▸ **Stored rows**:
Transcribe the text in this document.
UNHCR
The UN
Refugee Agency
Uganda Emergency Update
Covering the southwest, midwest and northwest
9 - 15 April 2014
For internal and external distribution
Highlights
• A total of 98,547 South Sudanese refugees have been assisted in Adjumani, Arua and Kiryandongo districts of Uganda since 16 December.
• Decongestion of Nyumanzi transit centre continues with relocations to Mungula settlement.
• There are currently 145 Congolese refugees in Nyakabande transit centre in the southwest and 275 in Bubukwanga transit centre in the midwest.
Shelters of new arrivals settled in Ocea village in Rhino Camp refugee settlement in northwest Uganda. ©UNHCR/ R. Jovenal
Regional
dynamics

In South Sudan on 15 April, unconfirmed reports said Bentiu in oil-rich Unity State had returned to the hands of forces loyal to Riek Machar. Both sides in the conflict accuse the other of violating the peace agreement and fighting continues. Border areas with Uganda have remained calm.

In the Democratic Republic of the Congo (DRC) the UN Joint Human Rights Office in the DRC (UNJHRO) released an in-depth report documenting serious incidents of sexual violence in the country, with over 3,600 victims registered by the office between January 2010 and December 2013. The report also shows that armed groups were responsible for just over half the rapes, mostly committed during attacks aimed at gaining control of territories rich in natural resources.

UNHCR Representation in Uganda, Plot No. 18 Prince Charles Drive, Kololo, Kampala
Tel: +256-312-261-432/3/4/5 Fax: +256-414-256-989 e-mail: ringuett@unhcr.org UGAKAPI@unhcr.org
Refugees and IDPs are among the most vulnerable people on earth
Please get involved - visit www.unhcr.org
* * *
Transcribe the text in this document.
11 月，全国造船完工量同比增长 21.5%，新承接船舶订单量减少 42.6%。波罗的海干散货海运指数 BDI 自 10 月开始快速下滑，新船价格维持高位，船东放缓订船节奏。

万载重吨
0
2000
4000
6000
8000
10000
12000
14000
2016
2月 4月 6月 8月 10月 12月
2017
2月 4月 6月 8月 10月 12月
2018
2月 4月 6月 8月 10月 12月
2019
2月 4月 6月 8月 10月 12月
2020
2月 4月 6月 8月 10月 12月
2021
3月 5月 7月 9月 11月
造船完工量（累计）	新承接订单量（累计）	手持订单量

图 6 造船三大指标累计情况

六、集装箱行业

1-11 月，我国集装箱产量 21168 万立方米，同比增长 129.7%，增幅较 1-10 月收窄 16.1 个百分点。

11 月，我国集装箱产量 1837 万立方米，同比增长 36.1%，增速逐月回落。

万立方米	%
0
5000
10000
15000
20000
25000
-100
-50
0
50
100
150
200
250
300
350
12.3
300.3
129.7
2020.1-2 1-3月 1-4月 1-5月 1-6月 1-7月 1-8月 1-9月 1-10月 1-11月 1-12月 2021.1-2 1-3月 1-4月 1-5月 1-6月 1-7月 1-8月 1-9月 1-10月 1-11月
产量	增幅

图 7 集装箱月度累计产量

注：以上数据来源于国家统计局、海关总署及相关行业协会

▸ **Task description**:
Using the material above, copy every line in which the string "have" occurs.

▸ **Exercise solution**:
• A total of 98,547 South Sudanese refugees have been assisted in Adjumani, Arua and Kiryandongo districts of Uganda since 16 December.
In South Sudan on 15 April, unconfirmed reports said Bentiu in oil-rich Unity State had returned to the hands of forces loyal to Riek Machar. Both sides in the conflict accuse the other of violating the peace agreement and fighting continues. Border areas with Uganda have remained calm.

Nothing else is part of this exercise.